GOAL
Give the number of lines holding the string "Contact", and nothing else.

# Start of SUPPLIED DATA

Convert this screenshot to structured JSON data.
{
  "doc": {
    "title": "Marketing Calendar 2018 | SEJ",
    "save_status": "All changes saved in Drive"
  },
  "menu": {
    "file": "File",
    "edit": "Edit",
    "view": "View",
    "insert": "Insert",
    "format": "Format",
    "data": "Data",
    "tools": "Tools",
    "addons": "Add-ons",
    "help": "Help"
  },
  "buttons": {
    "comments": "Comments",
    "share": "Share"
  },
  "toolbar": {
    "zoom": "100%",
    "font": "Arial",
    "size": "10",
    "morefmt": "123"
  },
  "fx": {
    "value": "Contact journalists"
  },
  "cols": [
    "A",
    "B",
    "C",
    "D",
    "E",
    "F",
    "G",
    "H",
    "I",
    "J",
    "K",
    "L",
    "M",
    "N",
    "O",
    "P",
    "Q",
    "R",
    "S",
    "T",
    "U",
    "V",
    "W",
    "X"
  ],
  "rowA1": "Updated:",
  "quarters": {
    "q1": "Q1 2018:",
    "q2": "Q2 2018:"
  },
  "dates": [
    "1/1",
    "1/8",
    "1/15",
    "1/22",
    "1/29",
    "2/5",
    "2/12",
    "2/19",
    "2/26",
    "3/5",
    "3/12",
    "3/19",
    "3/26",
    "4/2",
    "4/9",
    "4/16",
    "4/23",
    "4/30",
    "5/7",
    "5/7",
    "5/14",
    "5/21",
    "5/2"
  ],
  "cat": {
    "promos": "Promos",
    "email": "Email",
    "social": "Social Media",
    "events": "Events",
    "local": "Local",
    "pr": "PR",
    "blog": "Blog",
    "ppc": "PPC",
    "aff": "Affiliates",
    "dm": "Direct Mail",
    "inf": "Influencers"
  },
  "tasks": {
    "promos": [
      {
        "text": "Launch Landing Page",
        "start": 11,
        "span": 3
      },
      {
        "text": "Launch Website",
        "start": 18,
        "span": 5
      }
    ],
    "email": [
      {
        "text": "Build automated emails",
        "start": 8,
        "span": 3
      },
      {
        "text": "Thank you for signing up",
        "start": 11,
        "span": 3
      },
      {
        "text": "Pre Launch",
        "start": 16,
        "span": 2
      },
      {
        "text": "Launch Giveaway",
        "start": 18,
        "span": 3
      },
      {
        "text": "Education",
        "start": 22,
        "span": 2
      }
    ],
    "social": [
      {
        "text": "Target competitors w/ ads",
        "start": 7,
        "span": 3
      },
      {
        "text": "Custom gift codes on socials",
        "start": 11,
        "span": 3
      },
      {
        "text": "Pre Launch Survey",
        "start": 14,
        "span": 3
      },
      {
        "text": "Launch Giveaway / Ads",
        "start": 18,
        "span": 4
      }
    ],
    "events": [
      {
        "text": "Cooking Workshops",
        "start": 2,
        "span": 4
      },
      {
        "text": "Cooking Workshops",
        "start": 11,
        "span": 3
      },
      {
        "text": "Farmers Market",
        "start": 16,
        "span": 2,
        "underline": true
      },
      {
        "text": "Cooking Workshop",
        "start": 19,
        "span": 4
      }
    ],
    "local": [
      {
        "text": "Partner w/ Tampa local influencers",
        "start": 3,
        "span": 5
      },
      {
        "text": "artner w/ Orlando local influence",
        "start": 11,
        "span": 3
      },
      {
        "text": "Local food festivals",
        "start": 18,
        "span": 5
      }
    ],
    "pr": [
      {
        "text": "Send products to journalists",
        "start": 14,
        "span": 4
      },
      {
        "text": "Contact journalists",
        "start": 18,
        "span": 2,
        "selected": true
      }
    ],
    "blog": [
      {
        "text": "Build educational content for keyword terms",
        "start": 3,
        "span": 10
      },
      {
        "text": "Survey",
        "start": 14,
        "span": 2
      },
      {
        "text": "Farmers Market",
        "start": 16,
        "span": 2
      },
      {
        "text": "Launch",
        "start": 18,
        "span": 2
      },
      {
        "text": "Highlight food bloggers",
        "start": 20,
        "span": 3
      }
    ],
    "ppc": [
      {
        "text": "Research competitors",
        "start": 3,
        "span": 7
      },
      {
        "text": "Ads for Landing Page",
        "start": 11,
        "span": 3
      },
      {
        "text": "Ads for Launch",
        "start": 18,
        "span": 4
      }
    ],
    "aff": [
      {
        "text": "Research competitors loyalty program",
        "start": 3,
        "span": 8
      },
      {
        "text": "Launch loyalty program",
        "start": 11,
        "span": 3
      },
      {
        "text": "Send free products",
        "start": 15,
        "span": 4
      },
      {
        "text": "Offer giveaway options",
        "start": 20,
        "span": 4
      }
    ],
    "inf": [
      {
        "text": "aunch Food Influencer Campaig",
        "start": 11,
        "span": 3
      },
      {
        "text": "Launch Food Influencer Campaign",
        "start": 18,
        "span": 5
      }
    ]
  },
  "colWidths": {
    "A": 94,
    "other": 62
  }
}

# End of SUPPLIED DATA

RESPONSE TO THIS TASK
2